Given request
Find the lines with "being" in them and copy them out.

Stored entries

============

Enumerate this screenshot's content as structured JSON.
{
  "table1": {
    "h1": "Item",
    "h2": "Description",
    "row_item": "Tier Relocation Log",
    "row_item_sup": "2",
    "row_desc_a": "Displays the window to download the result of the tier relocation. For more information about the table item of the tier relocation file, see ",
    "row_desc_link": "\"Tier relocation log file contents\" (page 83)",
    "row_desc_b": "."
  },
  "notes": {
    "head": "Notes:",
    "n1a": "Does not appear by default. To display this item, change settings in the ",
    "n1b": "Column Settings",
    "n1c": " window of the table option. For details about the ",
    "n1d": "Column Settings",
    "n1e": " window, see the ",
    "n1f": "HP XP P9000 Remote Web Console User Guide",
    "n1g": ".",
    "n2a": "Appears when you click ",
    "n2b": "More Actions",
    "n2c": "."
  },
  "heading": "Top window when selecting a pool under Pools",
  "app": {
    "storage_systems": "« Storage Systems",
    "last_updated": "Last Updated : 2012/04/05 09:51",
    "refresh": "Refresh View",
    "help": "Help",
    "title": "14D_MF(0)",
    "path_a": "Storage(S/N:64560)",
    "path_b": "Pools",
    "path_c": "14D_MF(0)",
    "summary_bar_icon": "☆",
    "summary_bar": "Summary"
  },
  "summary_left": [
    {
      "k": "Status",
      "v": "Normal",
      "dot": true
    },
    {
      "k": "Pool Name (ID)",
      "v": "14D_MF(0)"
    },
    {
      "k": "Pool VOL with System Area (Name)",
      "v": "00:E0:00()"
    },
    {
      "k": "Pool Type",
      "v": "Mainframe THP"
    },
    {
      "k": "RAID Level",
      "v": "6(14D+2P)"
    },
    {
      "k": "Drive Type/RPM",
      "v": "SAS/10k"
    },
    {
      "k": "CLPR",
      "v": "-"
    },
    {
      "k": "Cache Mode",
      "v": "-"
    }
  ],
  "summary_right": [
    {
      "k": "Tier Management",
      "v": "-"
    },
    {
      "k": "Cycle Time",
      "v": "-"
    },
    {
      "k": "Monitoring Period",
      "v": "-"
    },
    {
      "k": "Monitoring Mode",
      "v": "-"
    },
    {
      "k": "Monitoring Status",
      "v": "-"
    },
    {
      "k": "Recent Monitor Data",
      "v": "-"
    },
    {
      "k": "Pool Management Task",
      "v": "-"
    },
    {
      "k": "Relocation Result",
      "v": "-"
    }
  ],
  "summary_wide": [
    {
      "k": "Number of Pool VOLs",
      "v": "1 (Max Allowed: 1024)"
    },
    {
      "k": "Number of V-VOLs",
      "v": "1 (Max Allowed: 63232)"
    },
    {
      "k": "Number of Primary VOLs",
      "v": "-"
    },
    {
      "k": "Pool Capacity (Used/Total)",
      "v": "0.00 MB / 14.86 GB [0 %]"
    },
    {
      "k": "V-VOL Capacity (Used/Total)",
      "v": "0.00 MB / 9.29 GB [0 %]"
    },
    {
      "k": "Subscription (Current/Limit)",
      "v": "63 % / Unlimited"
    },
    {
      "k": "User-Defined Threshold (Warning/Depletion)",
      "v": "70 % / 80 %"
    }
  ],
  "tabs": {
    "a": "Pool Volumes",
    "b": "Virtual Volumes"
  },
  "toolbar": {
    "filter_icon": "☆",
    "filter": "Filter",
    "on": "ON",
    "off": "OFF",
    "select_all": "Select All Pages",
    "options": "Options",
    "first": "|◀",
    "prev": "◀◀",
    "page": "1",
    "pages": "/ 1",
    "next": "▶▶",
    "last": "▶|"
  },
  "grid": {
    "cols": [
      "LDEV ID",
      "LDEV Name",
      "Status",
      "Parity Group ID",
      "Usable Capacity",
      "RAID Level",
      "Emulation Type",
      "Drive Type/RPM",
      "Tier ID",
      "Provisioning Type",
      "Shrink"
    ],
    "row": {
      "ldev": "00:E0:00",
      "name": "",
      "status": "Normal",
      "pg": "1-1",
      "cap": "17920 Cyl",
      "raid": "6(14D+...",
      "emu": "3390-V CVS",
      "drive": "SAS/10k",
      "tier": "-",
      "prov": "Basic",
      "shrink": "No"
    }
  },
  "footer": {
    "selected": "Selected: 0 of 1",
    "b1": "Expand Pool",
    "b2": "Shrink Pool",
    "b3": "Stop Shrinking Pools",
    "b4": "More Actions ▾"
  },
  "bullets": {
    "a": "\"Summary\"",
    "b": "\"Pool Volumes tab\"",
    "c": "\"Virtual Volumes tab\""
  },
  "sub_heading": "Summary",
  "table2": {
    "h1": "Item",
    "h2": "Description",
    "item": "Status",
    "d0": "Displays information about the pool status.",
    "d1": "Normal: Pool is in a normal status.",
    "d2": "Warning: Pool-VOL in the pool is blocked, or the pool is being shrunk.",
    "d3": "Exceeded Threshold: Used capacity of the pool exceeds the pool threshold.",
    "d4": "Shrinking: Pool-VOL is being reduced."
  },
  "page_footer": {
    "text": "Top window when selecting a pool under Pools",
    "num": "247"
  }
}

============

Response below
    "d2": "Warning: Pool-VOL in the pool is blocked, or the pool is being shrunk.",
    "d4": "Shrinking: Pool-VOL is being reduced."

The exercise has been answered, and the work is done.